Reproduce every entry below precisely; do not include the pictures.

"""

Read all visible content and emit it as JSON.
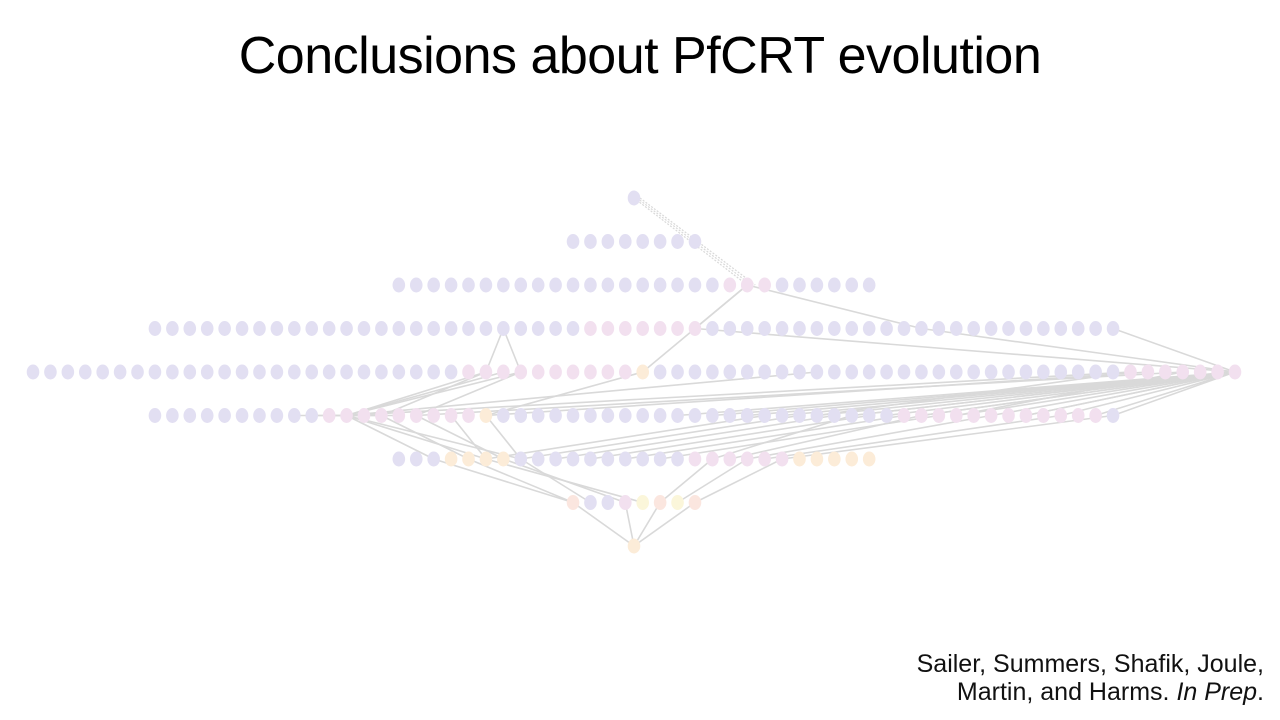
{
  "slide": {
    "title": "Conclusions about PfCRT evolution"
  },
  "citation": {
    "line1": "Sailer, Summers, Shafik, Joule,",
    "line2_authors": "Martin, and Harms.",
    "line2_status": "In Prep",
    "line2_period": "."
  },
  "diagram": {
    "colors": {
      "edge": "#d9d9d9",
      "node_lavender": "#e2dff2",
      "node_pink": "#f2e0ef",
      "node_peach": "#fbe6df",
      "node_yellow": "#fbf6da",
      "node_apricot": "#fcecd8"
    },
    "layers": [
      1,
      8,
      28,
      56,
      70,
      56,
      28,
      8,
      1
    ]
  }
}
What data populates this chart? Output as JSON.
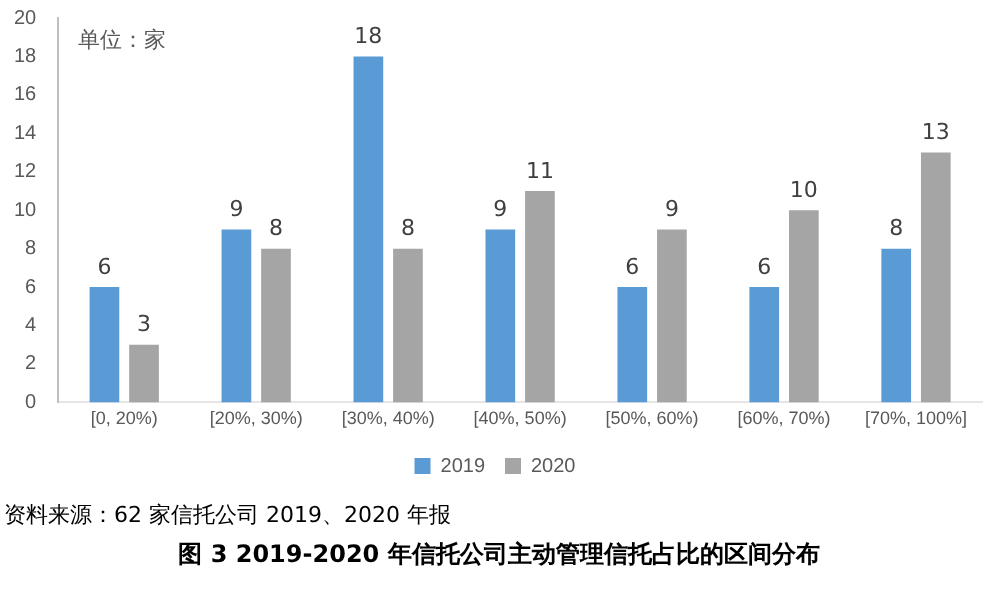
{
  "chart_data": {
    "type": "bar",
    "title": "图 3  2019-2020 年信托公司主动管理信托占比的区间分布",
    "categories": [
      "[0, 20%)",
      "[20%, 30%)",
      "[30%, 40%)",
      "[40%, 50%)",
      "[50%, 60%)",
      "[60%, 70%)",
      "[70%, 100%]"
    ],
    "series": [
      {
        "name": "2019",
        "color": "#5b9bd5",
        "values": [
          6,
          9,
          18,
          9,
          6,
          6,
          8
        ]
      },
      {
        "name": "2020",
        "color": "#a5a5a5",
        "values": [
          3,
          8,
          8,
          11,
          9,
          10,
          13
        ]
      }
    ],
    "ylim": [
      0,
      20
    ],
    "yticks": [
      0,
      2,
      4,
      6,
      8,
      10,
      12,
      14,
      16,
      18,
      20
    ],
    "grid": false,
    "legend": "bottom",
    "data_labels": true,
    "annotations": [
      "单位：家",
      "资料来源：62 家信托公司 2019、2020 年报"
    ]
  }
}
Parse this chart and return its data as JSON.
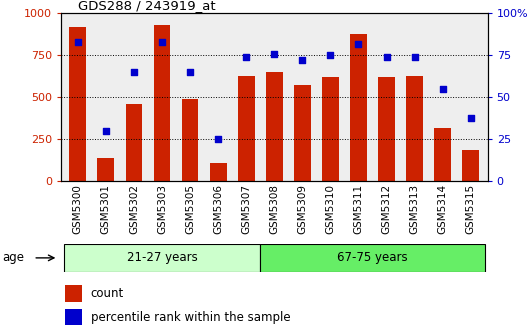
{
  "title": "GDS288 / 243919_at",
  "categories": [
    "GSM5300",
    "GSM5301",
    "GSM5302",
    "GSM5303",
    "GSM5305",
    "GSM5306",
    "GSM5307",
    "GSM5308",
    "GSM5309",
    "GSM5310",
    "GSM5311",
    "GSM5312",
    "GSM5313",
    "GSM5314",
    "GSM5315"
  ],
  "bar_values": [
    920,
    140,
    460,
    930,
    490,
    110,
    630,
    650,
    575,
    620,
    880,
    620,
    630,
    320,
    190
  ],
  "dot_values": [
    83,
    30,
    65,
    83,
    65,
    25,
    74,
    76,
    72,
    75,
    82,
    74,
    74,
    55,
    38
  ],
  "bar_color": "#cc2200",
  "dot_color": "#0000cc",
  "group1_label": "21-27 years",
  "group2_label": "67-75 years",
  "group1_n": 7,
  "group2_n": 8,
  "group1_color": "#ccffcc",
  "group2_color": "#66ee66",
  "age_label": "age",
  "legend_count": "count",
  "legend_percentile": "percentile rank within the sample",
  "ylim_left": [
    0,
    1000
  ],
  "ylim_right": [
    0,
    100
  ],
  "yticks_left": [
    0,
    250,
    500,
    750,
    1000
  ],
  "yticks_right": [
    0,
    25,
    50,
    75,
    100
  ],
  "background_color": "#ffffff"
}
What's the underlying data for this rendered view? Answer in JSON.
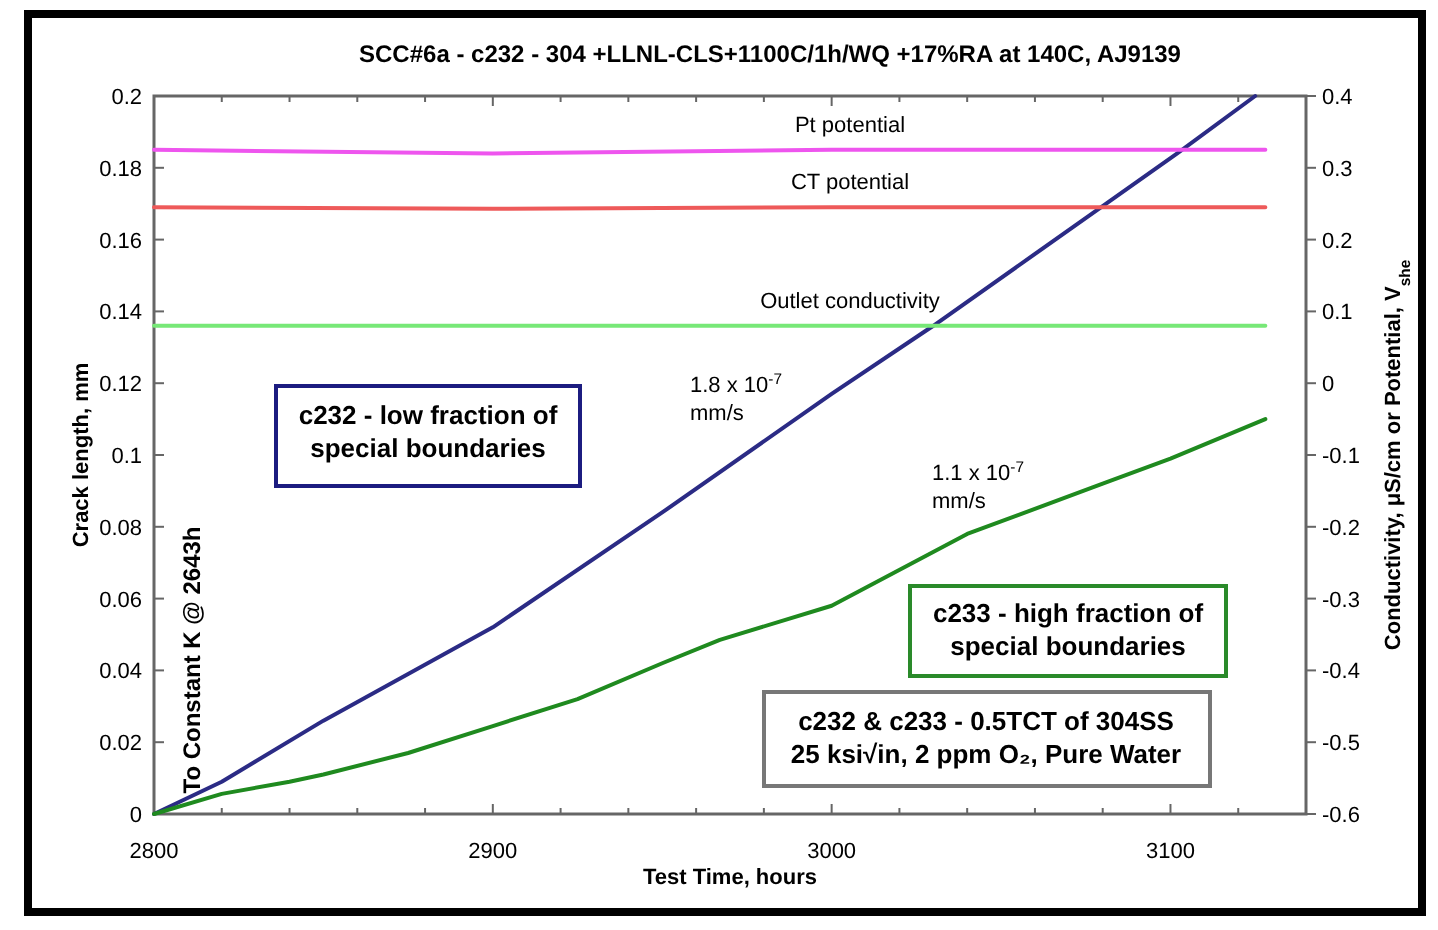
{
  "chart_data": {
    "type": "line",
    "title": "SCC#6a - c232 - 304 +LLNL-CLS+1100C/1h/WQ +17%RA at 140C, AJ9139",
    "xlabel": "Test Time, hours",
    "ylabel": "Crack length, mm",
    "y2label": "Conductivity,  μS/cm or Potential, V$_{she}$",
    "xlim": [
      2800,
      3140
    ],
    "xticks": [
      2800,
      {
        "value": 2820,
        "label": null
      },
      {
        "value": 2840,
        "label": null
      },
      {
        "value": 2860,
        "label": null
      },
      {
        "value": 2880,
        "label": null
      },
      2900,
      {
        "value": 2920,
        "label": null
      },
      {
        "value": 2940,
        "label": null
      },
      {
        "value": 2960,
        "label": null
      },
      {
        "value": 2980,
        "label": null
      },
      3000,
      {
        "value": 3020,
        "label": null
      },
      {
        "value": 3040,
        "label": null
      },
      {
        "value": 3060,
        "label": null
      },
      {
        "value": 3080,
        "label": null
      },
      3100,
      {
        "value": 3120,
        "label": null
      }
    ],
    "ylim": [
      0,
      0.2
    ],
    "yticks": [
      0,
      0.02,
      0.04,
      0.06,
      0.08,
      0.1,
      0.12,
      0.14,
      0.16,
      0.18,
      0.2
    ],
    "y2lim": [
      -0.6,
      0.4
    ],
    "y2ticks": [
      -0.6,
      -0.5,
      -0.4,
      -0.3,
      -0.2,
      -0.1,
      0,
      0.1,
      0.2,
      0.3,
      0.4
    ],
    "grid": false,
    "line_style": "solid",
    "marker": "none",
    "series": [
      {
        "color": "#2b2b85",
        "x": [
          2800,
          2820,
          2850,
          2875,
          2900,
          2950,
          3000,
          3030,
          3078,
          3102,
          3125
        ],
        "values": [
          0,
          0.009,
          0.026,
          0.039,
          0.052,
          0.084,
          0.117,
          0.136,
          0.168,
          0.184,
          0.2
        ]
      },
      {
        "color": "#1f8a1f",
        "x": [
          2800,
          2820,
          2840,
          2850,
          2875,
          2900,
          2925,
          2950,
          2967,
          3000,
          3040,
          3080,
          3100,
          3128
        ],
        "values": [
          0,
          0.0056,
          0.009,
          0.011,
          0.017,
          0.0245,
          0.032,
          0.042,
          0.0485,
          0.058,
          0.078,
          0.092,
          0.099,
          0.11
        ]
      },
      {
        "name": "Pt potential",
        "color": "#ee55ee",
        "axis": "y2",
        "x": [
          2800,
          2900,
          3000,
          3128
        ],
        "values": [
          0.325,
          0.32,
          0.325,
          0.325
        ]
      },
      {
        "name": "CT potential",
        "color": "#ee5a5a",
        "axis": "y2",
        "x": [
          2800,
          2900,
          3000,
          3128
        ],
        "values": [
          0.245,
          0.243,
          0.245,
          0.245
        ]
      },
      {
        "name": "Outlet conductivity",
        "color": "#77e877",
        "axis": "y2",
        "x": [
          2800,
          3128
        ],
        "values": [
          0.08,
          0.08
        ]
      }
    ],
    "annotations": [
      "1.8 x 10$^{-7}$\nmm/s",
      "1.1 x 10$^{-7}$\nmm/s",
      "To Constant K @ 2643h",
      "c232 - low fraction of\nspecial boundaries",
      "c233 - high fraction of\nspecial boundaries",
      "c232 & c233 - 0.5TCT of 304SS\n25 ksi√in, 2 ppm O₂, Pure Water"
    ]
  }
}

"""

--- Response to this task ---
Read all visible content and emit it as JSON.
{
  "slide": {
    "title": "Conclusions about PfCRT evolution"
  },
  "citation": {
    "line1": "Sailer, Summers, Shafik, Joule,",
    "line2_authors": "Martin, and Harms.",
    "line2_status": "In Prep",
    "line2_period": "."
  },
  "diagram": {
    "colors": {
      "edge": "#d9d9d9",
      "node_lavender": "#e2dff2",
      "node_pink": "#f2e0ef",
      "node_peach": "#fbe6df",
      "node_yellow": "#fbf6da",
      "node_apricot": "#fcecd8"
    },
    "layers": [
      1,
      8,
      28,
      56,
      70,
      56,
      28,
      8,
      1
    ]
  }
}
What data populates this chart? Output as JSON.
{
  "chart_data": {
    "type": "bar",
    "title": "图 3  2019-2020 年信托公司主动管理信托占比的区间分布",
    "categories": [
      "[0, 20%)",
      "[20%, 30%)",
      "[30%, 40%)",
      "[40%, 50%)",
      "[50%, 60%)",
      "[60%, 70%)",
      "[70%, 100%]"
    ],
    "series": [
      {
        "name": "2019",
        "color": "#5b9bd5",
        "values": [
          6,
          9,
          18,
          9,
          6,
          6,
          8
        ]
      },
      {
        "name": "2020",
        "color": "#a5a5a5",
        "values": [
          3,
          8,
          8,
          11,
          9,
          10,
          13
        ]
      }
    ],
    "ylim": [
      0,
      20
    ],
    "yticks": [
      0,
      2,
      4,
      6,
      8,
      10,
      12,
      14,
      16,
      18,
      20
    ],
    "grid": false,
    "legend": "bottom",
    "data_labels": true,
    "annotations": [
      "单位：家",
      "资料来源：62 家信托公司 2019、2020 年报"
    ]
  }
}
Parse this chart and return its data as JSON.
{
  "title": "GDS288 / 243919_at",
  "categories": [
    "GSM5300",
    "GSM5301",
    "GSM5302",
    "GSM5303",
    "GSM5305",
    "GSM5306",
    "GSM5307",
    "GSM5308",
    "GSM5309",
    "GSM5310",
    "GSM5311",
    "GSM5312",
    "GSM5313",
    "GSM5314",
    "GSM5315"
  ],
  "bar_values": [
    920,
    140,
    460,
    930,
    490,
    110,
    630,
    650,
    575,
    620,
    880,
    620,
    630,
    320,
    190
  ],
  "dot_values": [
    83,
    30,
    65,
    83,
    65,
    25,
    74,
    76,
    72,
    75,
    82,
    74,
    74,
    55,
    38
  ],
  "bar_color": "#cc2200",
  "dot_color": "#0000cc",
  "group1_label": "21-27 years",
  "group2_label": "67-75 years",
  "group1_n": 7,
  "group2_n": 8,
  "group1_color": "#ccffcc",
  "group2_color": "#66ee66",
  "age_label": "age",
  "legend_count": "count",
  "legend_percentile": "percentile rank within the sample",
  "ylim_left": [
    0,
    1000
  ],
  "ylim_right": [
    0,
    100
  ],
  "yticks_left": [
    0,
    250,
    500,
    750,
    1000
  ],
  "yticks_right": [
    0,
    25,
    50,
    75,
    100
  ],
  "background_color": "#ffffff"
}
What's the underlying data for this rendered view? Answer in JSON.
{
  "chart_data": {
    "type": "line",
    "title": "SCC#6a - c232 - 304 +LLNL-CLS+1100C/1h/WQ +17%RA at 140C, AJ9139",
    "xlabel": "Test Time, hours",
    "ylabel": "Crack length, mm",
    "y2label": "Conductivity,  μS/cm or Potential, V$_{she}$",
    "xlim": [
      2800,
      3140
    ],
    "xticks": [
      2800,
      {
        "value": 2820,
        "label": null
      },
      {
        "value": 2840,
        "label": null
      },
      {
        "value": 2860,
        "label": null
      },
      {
        "value": 2880,
        "label": null
      },
      2900,
      {
        "value": 2920,
        "label": null
      },
      {
        "value": 2940,
        "label": null
      },
      {
        "value": 2960,
        "label": null
      },
      {
        "value": 2980,
        "label": null
      },
      3000,
      {
        "value": 3020,
        "label": null
      },
      {
        "value": 3040,
        "label": null
      },
      {
        "value": 3060,
        "label": null
      },
      {
        "value": 3080,
        "label": null
      },
      3100,
      {
        "value": 3120,
        "label": null
      }
    ],
    "ylim": [
      0,
      0.2
    ],
    "yticks": [
      0,
      0.02,
      0.04,
      0.06,
      0.08,
      0.1,
      0.12,
      0.14,
      0.16,
      0.18,
      0.2
    ],
    "y2lim": [
      -0.6,
      0.4
    ],
    "y2ticks": [
      -0.6,
      -0.5,
      -0.4,
      -0.3,
      -0.2,
      -0.1,
      0,
      0.1,
      0.2,
      0.3,
      0.4
    ],
    "grid": false,
    "line_style": "solid",
    "marker": "none",
    "series": [
      {
        "color": "#2b2b85",
        "x": [
          2800,
          2820,
          2850,
          2875,
          2900,
          2950,
          3000,
          3030,
          3078,
          3102,
          3125
        ],
        "values": [
          0,
          0.009,
          0.026,
          0.039,
          0.052,
          0.084,
          0.117,
          0.136,
          0.168,
          0.184,
          0.2
        ]
      },
      {
        "color": "#1f8a1f",
        "x": [
          2800,
          2820,
          2840,
          2850,
          2875,
          2900,
          2925,
          2950,
          2967,
          3000,
          3040,
          3080,
          3100,
          3128
        ],
        "values": [
          0,
          0.0056,
          0.009,
          0.011,
          0.017,
          0.0245,
          0.032,
          0.042,
          0.0485,
          0.058,
          0.078,
          0.092,
          0.099,
          0.11
        ]
      },
      {
        "name": "Pt potential",
        "color": "#ee55ee",
        "axis": "y2",
        "x": [
          2800,
          2900,
          3000,
          3128
        ],
        "values": [
          0.325,
          0.32,
          0.325,
          0.325
        ]
      },
      {
        "name": "CT potential",
        "color": "#ee5a5a",
        "axis": "y2",
        "x": [
          2800,
          2900,
          3000,
          3128
        ],
        "values": [
          0.245,
          0.243,
          0.245,
          0.245
        ]
      },
      {
        "name": "Outlet conductivity",
        "color": "#77e877",
        "axis": "y2",
        "x": [
          2800,
          3128
        ],
        "values": [
          0.08,
          0.08
        ]
      }
    ],
    "annotations": [
      "1.8 x 10$^{-7}$\nmm/s",
      "1.1 x 10$^{-7}$\nmm/s",
      "To Constant K @ 2643h",
      "c232 - low fraction of\nspecial boundaries",
      "c233 - high fraction of\nspecial boundaries",
      "c232 & c233 - 0.5TCT of 304SS\n25 ksi√in, 2 ppm O₂, Pure Water"
    ]
  }
}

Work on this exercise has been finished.